(begin)

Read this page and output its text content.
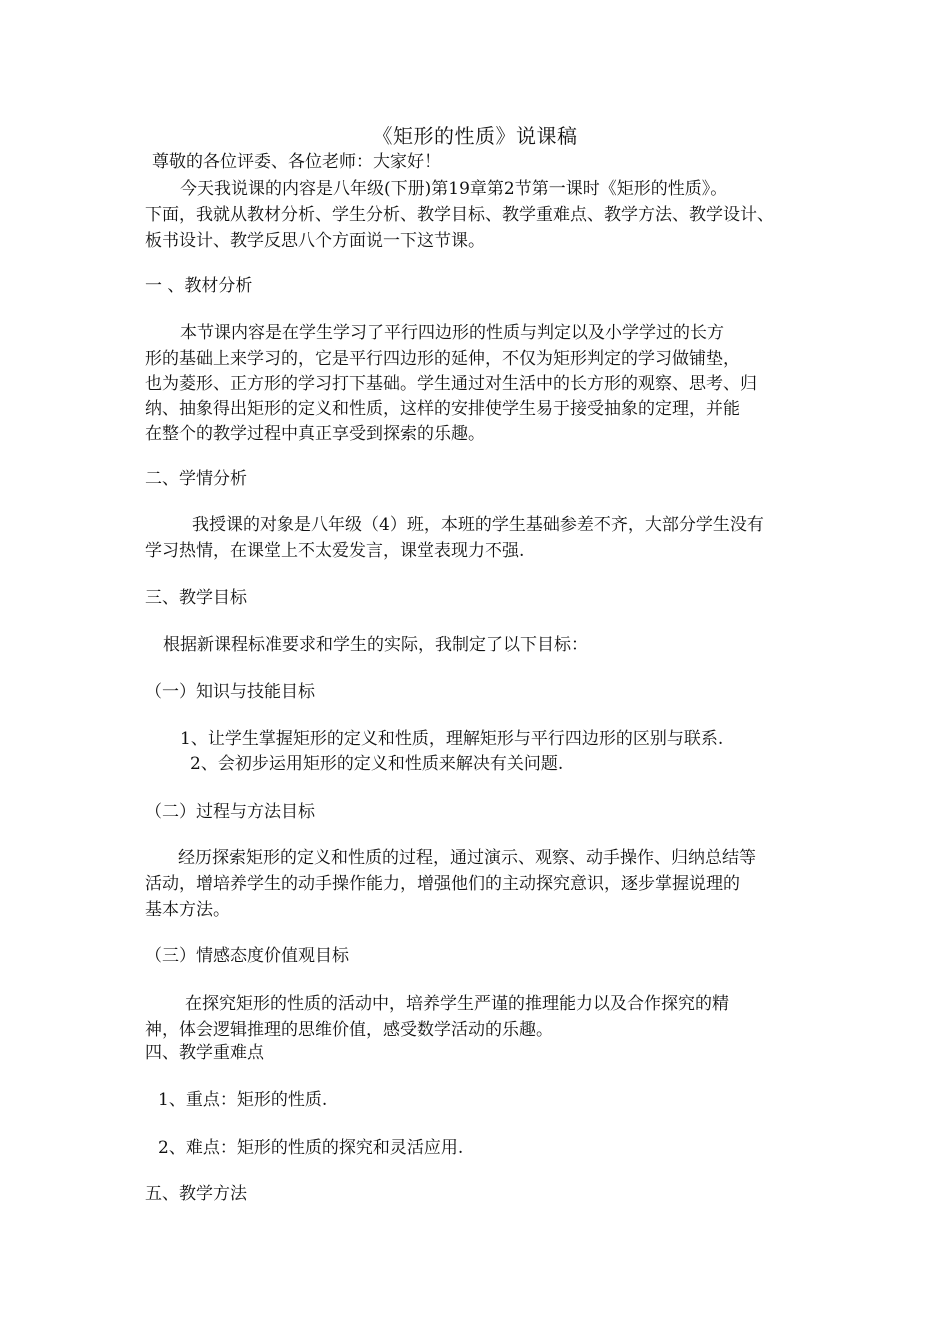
《矩形的性质》说课稿
尊敬的各位评委、各位老师：大家好！
今天我说课的内容是八年级(下册)第19章第2节第一课时《矩形的性质》。
下面，我就从教材分析、学生分析、教学目标、教学重难点、教学方法、教学设计、
板书设计、教学反思八个方面说一下这节课。
一 、教材分析
本节课内容是在学生学习了平行四边形的性质与判定以及小学学过的长方
形的基础上来学习的，它是平行四边形的延伸，不仅为矩形判定的学习做铺垫，
也为菱形、正方形的学习打下基础。学生通过对生活中的长方形的观察、思考、归
纳、抽象得出矩形的定义和性质，这样的安排使学生易于接受抽象的定理，并能
在整个的教学过程中真正享受到探索的乐趣。
二、学情分析
我授课的对象是八年级（4）班，本班的学生基础参差不齐，大部分学生没有
学习热情，在课堂上不太爱发言，课堂表现力不强.
三、教学目标
根据新课程标准要求和学生的实际，我制定了以下目标：
（一）知识与技能目标
1、让学生掌握矩形的定义和性质，理解矩形与平行四边形的区别与联系.
2、会初步运用矩形的定义和性质来解决有关问题.
（二）过程与方法目标
经历探索矩形的定义和性质的过程，通过演示、观察、动手操作、归纳总结等
活动，增培养学生的动手操作能力，增强他们的主动探究意识，逐步掌握说理的
基本方法。
（三）情感态度价值观目标
在探究矩形的性质的活动中，培养学生严谨的推理能力以及合作探究的精
神，体会逻辑推理的思维价值，感受数学活动的乐趣。
四、教学重难点
1、重点：矩形的性质.
2、难点：矩形的性质的探究和灵活应用.
五、教学方法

(end)

= EXERCISE BRIEF =
Restate the records word for word, omitting images.

= OUTPUT OF THE TASK =
Read this page and output its text content.
《矩形的性质》说课稿
尊敬的各位评委、各位老师：大家好！
今天我说课的内容是八年级(下册)第19章第2节第一课时《矩形的性质》。
下面，我就从教材分析、学生分析、教学目标、教学重难点、教学方法、教学设计、
板书设计、教学反思八个方面说一下这节课。
一 、教材分析
本节课内容是在学生学习了平行四边形的性质与判定以及小学学过的长方
形的基础上来学习的，它是平行四边形的延伸，不仅为矩形判定的学习做铺垫，
也为菱形、正方形的学习打下基础。学生通过对生活中的长方形的观察、思考、归
纳、抽象得出矩形的定义和性质，这样的安排使学生易于接受抽象的定理，并能
在整个的教学过程中真正享受到探索的乐趣。
二、学情分析
我授课的对象是八年级（4）班，本班的学生基础参差不齐，大部分学生没有
学习热情，在课堂上不太爱发言，课堂表现力不强.
三、教学目标
根据新课程标准要求和学生的实际，我制定了以下目标：
（一）知识与技能目标
1、让学生掌握矩形的定义和性质，理解矩形与平行四边形的区别与联系.
2、会初步运用矩形的定义和性质来解决有关问题.
（二）过程与方法目标
经历探索矩形的定义和性质的过程，通过演示、观察、动手操作、归纳总结等
活动，增培养学生的动手操作能力，增强他们的主动探究意识，逐步掌握说理的
基本方法。
（三）情感态度价值观目标
在探究矩形的性质的活动中，培养学生严谨的推理能力以及合作探究的精
神，体会逻辑推理的思维价值，感受数学活动的乐趣。
四、教学重难点
1、重点：矩形的性质.
2、难点：矩形的性质的探究和灵活应用.
五、教学方法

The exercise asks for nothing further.